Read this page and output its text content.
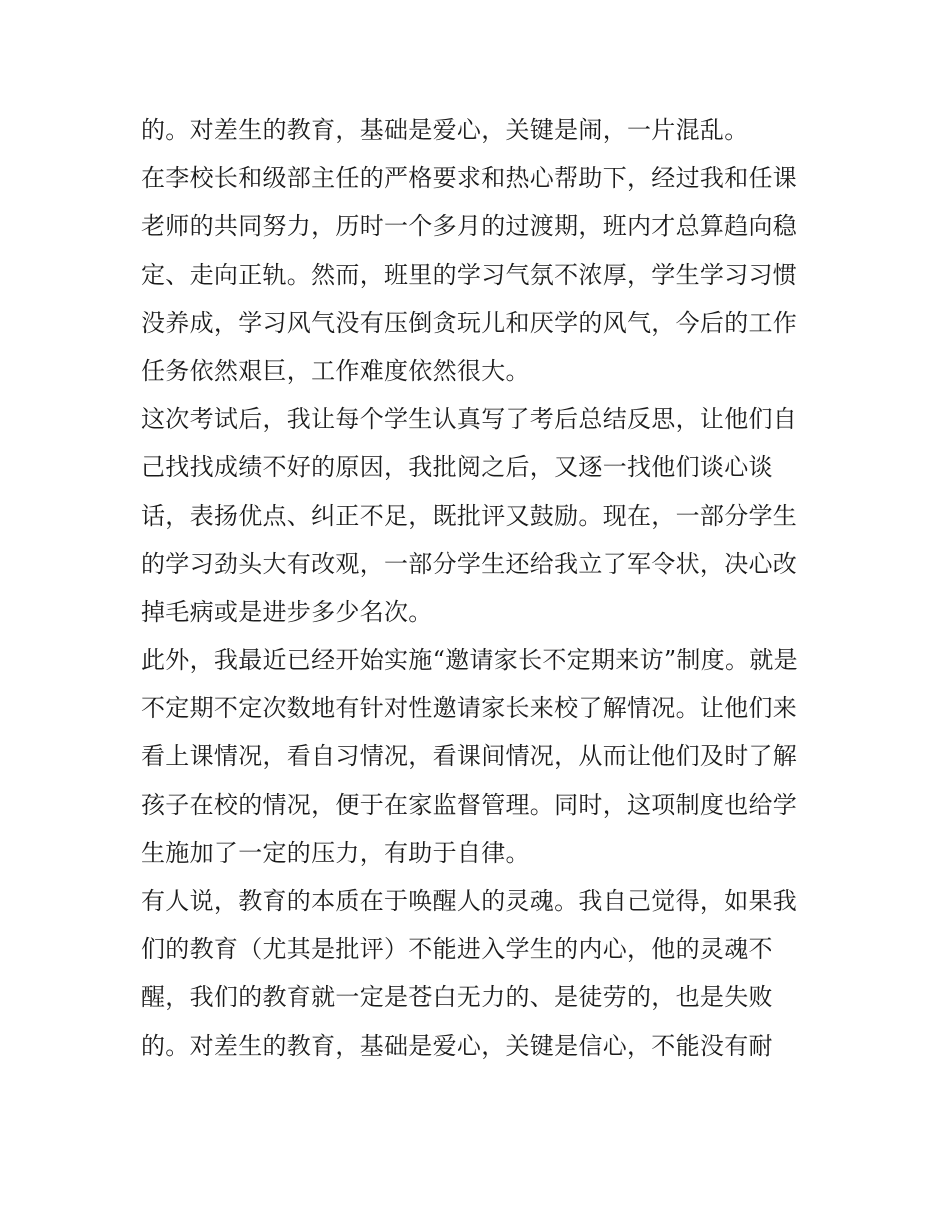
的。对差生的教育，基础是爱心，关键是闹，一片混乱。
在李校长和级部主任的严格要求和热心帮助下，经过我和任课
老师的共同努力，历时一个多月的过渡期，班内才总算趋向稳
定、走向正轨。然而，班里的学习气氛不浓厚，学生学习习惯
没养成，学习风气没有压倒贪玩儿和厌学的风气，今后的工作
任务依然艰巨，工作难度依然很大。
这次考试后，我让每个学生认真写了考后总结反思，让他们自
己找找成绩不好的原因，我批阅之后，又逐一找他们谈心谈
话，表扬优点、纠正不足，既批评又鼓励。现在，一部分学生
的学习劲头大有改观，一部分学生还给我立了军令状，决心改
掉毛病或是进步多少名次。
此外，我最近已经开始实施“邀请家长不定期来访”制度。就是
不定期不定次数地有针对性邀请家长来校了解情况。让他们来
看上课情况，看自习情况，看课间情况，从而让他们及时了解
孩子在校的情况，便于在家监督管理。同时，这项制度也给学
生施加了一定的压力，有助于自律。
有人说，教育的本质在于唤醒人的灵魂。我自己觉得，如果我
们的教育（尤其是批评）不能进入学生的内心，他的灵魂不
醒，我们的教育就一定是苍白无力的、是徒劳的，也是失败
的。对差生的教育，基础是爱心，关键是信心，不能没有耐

----------------

§ **What you should do**
The records above must be echoed exactly, minus their pictures.

§ **Correct answer**
Read this page and output its text content.
的。对差生的教育，基础是爱心，关键是闹，一片混乱。
在李校长和级部主任的严格要求和热心帮助下，经过我和任课
老师的共同努力，历时一个多月的过渡期，班内才总算趋向稳
定、走向正轨。然而，班里的学习气氛不浓厚，学生学习习惯
没养成，学习风气没有压倒贪玩儿和厌学的风气，今后的工作
任务依然艰巨，工作难度依然很大。
这次考试后，我让每个学生认真写了考后总结反思，让他们自
己找找成绩不好的原因，我批阅之后，又逐一找他们谈心谈
话，表扬优点、纠正不足，既批评又鼓励。现在，一部分学生
的学习劲头大有改观，一部分学生还给我立了军令状，决心改
掉毛病或是进步多少名次。
此外，我最近已经开始实施“邀请家长不定期来访”制度。就是
不定期不定次数地有针对性邀请家长来校了解情况。让他们来
看上课情况，看自习情况，看课间情况，从而让他们及时了解
孩子在校的情况，便于在家监督管理。同时，这项制度也给学
生施加了一定的压力，有助于自律。
有人说，教育的本质在于唤醒人的灵魂。我自己觉得，如果我
们的教育（尤其是批评）不能进入学生的内心，他的灵魂不
醒，我们的教育就一定是苍白无力的、是徒劳的，也是失败
的。对差生的教育，基础是爱心，关键是信心，不能没有耐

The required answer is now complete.